■ **Set problem**: Copy out each line exactly; pictures stay out of the copy.

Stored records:

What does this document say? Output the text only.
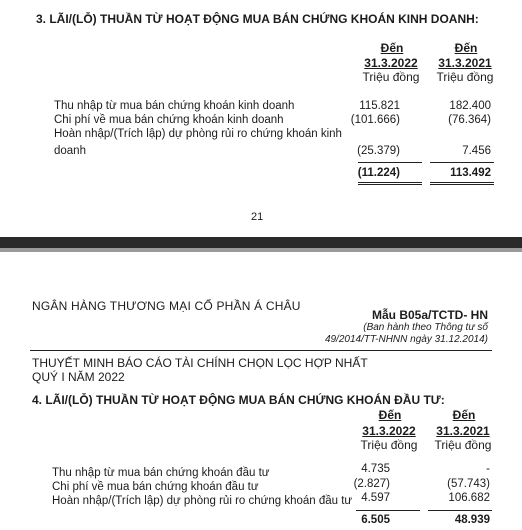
3. LÃI/(LỖ) THUẦN TỪ HOẠT ĐỘNG MUA BÁN CHỨNG KHOÁN KINH DOANH:
Đến
31.3.2022
Triệu đồng
Đến
31.3.2021
Triệu đồng
Thu nhập từ mua bán chứng khoán kinh doanh	115.821	182.400
Chi phí về mua bán chứng khoán kinh doanh	(101.666)	(76.364)
Hoàn nhập/(Trích lập) dự phòng rủi ro chứng khoán kinh
doanh	(25.379)	7.456
(11.224)	113.492
21
NGÂN HÀNG THƯƠNG MẠI CỔ PHẦN Á CHÂU
Mẫu B05a/TCTD- HN
(Ban hành theo Thông tư số
49/2014/TT-NHNN ngày 31.12.2014)
THUYẾT MINH BÁO CÁO TÀI CHÍNH CHỌN LỌC HỢP NHẤT
QUÝ I NĂM 2022
4. LÃI/(LỖ) THUẦN TỪ HOẠT ĐỘNG MUA BÁN CHỨNG KHOÁN ĐẦU TƯ:
Đến
31.3.2022
Triệu đồng
Đến
31.3.2021
Triệu đồng
Thu nhập từ mua bán chứng khoán đầu tư	4.735	-
Chi phí về mua bán chứng khoán đầu tư	(2.827)	(57.743)
Hoàn nhập/(Trích lập) dự phòng rủi ro chứng khoán đầu tư 4.597	106.682
6.505	48.939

■ **Reply to the exercise**:
What does this document say? Output the text only.
3. LÃI/(LỖ) THUẦN TỪ HOẠT ĐỘNG MUA BÁN CHỨNG KHOÁN KINH DOANH:
Đến
31.3.2022
Triệu đồng
Đến
31.3.2021
Triệu đồng
Thu nhập từ mua bán chứng khoán kinh doanh	115.821	182.400
Chi phí về mua bán chứng khoán kinh doanh	(101.666)	(76.364)
Hoàn nhập/(Trích lập) dự phòng rủi ro chứng khoán kinh
doanh	(25.379)	7.456
(11.224)	113.492
21
NGÂN HÀNG THƯƠNG MẠI CỔ PHẦN Á CHÂU
Mẫu B05a/TCTD- HN
(Ban hành theo Thông tư số
49/2014/TT-NHNN ngày 31.12.2014)
THUYẾT MINH BÁO CÁO TÀI CHÍNH CHỌN LỌC HỢP NHẤT
QUÝ I NĂM 2022
4. LÃI/(LỖ) THUẦN TỪ HOẠT ĐỘNG MUA BÁN CHỨNG KHOÁN ĐẦU TƯ:
Đến
31.3.2022
Triệu đồng
Đến
31.3.2021
Triệu đồng
Thu nhập từ mua bán chứng khoán đầu tư	4.735	-
Chi phí về mua bán chứng khoán đầu tư	(2.827)	(57.743)
Hoàn nhập/(Trích lập) dự phòng rủi ro chứng khoán đầu tư 4.597	106.682
6.505	48.939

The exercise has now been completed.